> _DATASET EXCERPTS_:
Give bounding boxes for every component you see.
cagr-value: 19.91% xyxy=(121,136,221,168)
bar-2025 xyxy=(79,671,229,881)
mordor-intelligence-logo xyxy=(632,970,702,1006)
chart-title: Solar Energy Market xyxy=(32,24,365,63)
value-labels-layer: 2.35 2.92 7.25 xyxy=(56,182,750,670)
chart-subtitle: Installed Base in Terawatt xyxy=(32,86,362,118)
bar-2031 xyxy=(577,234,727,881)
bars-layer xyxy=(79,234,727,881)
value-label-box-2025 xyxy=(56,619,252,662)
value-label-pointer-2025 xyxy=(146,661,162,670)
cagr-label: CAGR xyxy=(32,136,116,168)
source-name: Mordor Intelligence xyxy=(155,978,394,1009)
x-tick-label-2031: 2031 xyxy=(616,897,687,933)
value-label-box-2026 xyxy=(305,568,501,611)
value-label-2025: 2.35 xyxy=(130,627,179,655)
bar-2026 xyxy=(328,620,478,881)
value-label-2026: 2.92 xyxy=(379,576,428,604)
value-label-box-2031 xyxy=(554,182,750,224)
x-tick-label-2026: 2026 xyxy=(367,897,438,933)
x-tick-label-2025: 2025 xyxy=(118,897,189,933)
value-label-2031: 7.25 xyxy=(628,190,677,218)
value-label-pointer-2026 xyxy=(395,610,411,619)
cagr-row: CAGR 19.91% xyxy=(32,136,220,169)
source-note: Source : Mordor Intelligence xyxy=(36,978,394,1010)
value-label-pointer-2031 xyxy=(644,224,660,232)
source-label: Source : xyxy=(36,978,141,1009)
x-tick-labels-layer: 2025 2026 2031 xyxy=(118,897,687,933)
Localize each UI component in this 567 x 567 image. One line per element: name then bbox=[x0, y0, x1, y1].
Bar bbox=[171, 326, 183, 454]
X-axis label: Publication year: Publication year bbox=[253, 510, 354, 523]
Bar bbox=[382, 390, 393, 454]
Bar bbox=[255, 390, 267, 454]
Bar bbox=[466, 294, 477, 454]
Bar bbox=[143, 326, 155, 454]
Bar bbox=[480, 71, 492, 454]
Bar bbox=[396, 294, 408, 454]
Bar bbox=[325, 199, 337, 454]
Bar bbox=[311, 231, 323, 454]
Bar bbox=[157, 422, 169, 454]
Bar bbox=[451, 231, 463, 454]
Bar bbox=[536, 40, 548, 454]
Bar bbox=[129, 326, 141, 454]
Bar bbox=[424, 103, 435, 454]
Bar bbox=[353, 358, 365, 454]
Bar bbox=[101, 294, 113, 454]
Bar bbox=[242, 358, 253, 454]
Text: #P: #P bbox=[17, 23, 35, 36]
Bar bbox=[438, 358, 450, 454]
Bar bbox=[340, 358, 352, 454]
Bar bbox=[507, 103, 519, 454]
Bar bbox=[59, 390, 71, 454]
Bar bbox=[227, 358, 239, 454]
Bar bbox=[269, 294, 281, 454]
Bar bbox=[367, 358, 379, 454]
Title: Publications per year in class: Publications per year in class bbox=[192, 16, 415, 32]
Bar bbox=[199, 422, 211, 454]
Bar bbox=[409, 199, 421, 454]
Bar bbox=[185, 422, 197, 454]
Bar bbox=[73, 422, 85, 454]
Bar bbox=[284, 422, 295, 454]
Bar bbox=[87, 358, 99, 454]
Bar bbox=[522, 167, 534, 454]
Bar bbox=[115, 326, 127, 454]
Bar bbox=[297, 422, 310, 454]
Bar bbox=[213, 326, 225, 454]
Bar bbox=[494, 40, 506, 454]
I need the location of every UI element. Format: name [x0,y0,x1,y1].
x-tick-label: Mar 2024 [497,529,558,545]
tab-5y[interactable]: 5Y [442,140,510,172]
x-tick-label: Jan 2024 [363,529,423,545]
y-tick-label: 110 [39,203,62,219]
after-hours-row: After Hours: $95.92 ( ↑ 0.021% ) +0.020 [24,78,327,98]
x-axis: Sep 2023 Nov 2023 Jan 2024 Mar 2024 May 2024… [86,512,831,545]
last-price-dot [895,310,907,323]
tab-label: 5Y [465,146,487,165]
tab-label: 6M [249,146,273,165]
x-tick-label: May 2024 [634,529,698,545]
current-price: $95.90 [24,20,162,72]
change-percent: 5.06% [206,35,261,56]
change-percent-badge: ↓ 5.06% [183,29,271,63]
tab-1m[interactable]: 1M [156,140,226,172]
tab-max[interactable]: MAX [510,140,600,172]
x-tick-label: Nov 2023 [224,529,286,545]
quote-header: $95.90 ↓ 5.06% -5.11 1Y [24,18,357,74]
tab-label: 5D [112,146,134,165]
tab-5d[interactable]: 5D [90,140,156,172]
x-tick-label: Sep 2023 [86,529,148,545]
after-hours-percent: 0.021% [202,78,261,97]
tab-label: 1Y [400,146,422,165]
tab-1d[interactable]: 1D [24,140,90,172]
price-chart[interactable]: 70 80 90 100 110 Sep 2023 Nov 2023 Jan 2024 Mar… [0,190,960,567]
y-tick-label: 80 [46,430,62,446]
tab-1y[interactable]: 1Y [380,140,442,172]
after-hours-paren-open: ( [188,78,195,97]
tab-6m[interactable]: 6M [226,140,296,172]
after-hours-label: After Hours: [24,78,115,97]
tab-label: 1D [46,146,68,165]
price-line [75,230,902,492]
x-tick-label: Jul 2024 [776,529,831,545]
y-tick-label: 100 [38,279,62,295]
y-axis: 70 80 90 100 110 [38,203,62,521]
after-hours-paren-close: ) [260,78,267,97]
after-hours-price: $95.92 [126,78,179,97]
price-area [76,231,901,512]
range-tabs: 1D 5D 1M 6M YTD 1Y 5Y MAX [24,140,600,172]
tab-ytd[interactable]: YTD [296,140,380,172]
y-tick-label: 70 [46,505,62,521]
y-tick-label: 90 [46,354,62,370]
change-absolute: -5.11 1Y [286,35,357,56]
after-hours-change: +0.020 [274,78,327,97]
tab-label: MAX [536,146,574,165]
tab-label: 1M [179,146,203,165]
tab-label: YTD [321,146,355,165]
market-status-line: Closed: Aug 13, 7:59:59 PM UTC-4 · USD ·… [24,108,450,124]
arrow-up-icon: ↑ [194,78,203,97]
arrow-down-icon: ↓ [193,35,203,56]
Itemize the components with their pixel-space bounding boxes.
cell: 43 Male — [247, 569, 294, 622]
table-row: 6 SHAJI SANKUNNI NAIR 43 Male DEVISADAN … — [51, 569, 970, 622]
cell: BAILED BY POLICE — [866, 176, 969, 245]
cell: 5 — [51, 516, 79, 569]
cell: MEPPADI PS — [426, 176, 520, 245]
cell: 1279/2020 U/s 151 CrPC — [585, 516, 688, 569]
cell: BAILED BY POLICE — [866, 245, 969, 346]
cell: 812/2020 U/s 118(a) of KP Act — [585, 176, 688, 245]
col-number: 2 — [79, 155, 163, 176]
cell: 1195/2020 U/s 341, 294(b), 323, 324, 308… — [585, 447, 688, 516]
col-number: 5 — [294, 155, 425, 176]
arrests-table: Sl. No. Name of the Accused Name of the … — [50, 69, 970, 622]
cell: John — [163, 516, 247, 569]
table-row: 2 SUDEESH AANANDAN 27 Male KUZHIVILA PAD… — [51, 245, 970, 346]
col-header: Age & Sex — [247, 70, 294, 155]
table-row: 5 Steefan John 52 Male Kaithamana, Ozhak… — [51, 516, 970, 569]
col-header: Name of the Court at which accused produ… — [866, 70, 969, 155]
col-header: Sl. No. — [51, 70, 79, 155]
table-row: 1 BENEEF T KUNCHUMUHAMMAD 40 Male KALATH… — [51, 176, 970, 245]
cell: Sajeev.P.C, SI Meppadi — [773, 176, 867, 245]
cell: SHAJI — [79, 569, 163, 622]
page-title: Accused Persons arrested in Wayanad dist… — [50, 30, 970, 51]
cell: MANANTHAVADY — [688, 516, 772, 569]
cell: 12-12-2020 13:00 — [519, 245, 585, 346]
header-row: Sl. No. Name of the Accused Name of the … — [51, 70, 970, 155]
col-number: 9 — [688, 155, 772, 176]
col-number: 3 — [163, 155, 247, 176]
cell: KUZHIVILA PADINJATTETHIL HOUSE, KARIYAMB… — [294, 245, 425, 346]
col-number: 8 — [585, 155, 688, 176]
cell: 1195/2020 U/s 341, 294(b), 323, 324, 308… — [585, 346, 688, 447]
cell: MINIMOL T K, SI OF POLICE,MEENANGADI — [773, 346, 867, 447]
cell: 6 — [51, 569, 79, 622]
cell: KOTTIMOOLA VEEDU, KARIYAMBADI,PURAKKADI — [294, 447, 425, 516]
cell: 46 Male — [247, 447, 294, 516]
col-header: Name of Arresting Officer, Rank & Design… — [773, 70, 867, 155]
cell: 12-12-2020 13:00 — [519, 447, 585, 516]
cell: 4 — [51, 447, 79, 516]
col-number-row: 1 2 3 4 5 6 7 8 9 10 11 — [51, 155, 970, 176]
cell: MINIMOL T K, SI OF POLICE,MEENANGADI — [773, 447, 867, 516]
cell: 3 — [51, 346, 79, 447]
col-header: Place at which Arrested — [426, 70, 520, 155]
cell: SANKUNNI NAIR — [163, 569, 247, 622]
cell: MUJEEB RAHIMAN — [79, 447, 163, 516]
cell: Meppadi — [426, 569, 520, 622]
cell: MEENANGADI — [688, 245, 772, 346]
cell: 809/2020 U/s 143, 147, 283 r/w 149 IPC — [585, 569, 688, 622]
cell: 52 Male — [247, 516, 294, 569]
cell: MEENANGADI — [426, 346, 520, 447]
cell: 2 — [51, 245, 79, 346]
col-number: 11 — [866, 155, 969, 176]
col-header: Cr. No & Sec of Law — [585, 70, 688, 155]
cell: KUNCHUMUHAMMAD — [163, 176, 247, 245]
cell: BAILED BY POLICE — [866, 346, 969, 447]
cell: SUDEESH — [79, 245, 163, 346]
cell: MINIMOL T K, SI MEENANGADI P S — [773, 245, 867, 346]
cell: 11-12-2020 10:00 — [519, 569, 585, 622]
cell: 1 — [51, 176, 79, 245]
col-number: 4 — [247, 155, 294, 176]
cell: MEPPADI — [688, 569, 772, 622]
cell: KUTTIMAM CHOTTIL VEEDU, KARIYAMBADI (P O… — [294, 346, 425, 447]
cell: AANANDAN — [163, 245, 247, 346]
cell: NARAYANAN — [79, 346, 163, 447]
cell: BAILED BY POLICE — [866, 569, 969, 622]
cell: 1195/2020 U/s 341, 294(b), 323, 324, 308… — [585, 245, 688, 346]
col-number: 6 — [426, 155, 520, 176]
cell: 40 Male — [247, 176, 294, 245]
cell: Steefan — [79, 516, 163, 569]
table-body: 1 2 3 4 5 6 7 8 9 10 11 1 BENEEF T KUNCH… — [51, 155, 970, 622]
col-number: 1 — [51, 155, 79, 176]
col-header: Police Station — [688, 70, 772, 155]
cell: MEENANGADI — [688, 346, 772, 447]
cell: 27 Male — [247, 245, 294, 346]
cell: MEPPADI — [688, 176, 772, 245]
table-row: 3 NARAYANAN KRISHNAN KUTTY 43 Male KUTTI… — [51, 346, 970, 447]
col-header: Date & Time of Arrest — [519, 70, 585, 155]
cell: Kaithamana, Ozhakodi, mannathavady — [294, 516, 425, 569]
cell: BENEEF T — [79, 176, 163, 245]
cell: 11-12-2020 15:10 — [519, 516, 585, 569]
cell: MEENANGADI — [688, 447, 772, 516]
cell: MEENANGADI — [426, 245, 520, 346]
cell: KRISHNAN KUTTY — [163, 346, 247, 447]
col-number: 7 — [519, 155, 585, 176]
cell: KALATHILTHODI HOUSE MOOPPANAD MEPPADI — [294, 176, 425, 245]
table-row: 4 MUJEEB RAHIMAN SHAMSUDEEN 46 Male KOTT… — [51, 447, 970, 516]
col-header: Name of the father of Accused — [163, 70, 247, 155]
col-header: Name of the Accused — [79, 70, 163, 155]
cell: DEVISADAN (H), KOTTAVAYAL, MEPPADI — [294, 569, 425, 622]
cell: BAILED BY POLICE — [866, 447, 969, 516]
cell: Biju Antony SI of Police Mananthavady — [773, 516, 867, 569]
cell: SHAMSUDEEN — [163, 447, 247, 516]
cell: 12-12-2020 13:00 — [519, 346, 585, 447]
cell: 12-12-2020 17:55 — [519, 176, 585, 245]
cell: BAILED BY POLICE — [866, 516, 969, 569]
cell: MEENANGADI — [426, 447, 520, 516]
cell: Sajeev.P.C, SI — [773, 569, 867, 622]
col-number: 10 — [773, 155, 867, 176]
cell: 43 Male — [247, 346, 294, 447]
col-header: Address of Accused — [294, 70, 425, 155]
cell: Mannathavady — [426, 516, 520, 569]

> _WRITTEN PROBLEM_:
Retype everything from the start of the records down to and including the line that contains "Bar bbox=[311, 231, 323, 454]".

> _RESULT_:
Give bounding boxes for every component you see.
cagr-value: 19.91% xyxy=(121,136,221,168)
bar-2025 xyxy=(79,671,229,881)
mordor-intelligence-logo xyxy=(632,970,702,1006)
chart-title: Solar Energy Market xyxy=(32,24,365,63)
value-labels-layer: 2.35 2.92 7.25 xyxy=(56,182,750,670)
chart-subtitle: Installed Base in Terawatt xyxy=(32,86,362,118)
bar-2031 xyxy=(577,234,727,881)
bars-layer xyxy=(79,234,727,881)
value-label-box-2025 xyxy=(56,619,252,662)
value-label-pointer-2025 xyxy=(146,661,162,670)
cagr-label: CAGR xyxy=(32,136,116,168)
source-name: Mordor Intelligence xyxy=(155,978,394,1009)
x-tick-label-2031: 2031 xyxy=(616,897,687,933)
value-label-box-2026 xyxy=(305,568,501,611)
value-label-2025: 2.35 xyxy=(130,627,179,655)
bar-2026 xyxy=(328,620,478,881)
value-label-2026: 2.92 xyxy=(379,576,428,604)
value-label-box-2031 xyxy=(554,182,750,224)
x-tick-label-2026: 2026 xyxy=(367,897,438,933)
x-tick-label-2025: 2025 xyxy=(118,897,189,933)
value-label-2031: 7.25 xyxy=(628,190,677,218)
value-label-pointer-2026 xyxy=(395,610,411,619)
cagr-row: CAGR 19.91% xyxy=(32,136,220,169)
source-note: Source : Mordor Intelligence xyxy=(36,978,394,1010)
value-label-pointer-2031 xyxy=(644,224,660,232)
source-label: Source : xyxy=(36,978,141,1009)
x-tick-labels-layer: 2025 2026 2031 xyxy=(118,897,687,933)
Localize each UI component in this 567 x 567 image. One line per element: name then bbox=[x0, y0, x1, y1].
Bar bbox=[171, 326, 183, 454]
X-axis label: Publication year: Publication year bbox=[253, 510, 354, 523]
Bar bbox=[382, 390, 393, 454]
Bar bbox=[255, 390, 267, 454]
Bar bbox=[466, 294, 477, 454]
Bar bbox=[143, 326, 155, 454]
Bar bbox=[480, 71, 492, 454]
Bar bbox=[396, 294, 408, 454]
Bar bbox=[325, 199, 337, 454]
Bar bbox=[311, 231, 323, 454]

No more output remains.